» **Aim**: Copy out the entries below precisely; nothing is to be omitted.

>> Start

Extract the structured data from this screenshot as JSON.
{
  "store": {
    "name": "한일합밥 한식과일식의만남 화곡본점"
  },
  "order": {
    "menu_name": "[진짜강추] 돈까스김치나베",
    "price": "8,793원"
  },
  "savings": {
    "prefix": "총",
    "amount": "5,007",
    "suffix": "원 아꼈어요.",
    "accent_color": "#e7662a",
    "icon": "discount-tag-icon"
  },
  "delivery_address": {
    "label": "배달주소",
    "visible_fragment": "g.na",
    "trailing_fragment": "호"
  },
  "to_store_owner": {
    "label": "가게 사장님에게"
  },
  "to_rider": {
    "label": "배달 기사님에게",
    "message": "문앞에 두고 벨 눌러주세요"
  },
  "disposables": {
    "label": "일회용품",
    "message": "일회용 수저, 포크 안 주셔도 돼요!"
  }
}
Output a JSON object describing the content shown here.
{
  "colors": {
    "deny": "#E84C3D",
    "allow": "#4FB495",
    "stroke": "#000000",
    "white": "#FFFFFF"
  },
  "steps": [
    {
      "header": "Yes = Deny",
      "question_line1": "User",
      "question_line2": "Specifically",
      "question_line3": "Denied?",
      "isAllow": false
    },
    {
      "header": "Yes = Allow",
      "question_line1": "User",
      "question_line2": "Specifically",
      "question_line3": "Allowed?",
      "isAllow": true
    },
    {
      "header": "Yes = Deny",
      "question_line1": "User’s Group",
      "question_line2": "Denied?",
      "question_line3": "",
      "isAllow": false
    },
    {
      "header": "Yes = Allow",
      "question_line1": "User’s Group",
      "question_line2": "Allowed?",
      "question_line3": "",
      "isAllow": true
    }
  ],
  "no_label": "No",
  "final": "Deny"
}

>> End

» **Answer to the exercise**:
Extract the structured data from this screenshot as JSON.
{
  "store": {
    "name": "한일합밥 한식과일식의만남 화곡본점"
  },
  "order": {
    "menu_name": "[진짜강추] 돈까스김치나베",
    "price": "8,793원"
  },
  "savings": {
    "prefix": "총",
    "amount": "5,007",
    "suffix": "원 아꼈어요.",
    "accent_color": "#e7662a",
    "icon": "discount-tag-icon"
  },
  "delivery_address": {
    "label": "배달주소",
    "visible_fragment": "g.na",
    "trailing_fragment": "호"
  },
  "to_store_owner": {
    "label": "가게 사장님에게"
  },
  "to_rider": {
    "label": "배달 기사님에게",
    "message": "문앞에 두고 벨 눌러주세요"
  },
  "disposables": {
    "label": "일회용품",
    "message": "일회용 수저, 포크 안 주셔도 돼요!"
  }
}
Output a JSON object describing the content shown here.
{
  "colors": {
    "deny": "#E84C3D",
    "allow": "#4FB495",
    "stroke": "#000000",
    "white": "#FFFFFF"
  },
  "steps": [
    {
      "header": "Yes = Deny",
      "question_line1": "User",
      "question_line2": "Specifically",
      "question_line3": "Denied?",
      "isAllow": false
    },
    {
      "header": "Yes = Allow",
      "question_line1": "User",
      "question_line2": "Specifically",
      "question_line3": "Allowed?",
      "isAllow": true
    },
    {
      "header": "Yes = Deny",
      "question_line1": "User’s Group",
      "question_line2": "Denied?",
      "question_line3": "",
      "isAllow": false
    },
    {
      "header": "Yes = Allow",
      "question_line1": "User’s Group",
      "question_line2": "Allowed?",
      "question_line3": "",
      "isAllow": true
    }
  ],
  "no_label": "No",
  "final": "Deny"
}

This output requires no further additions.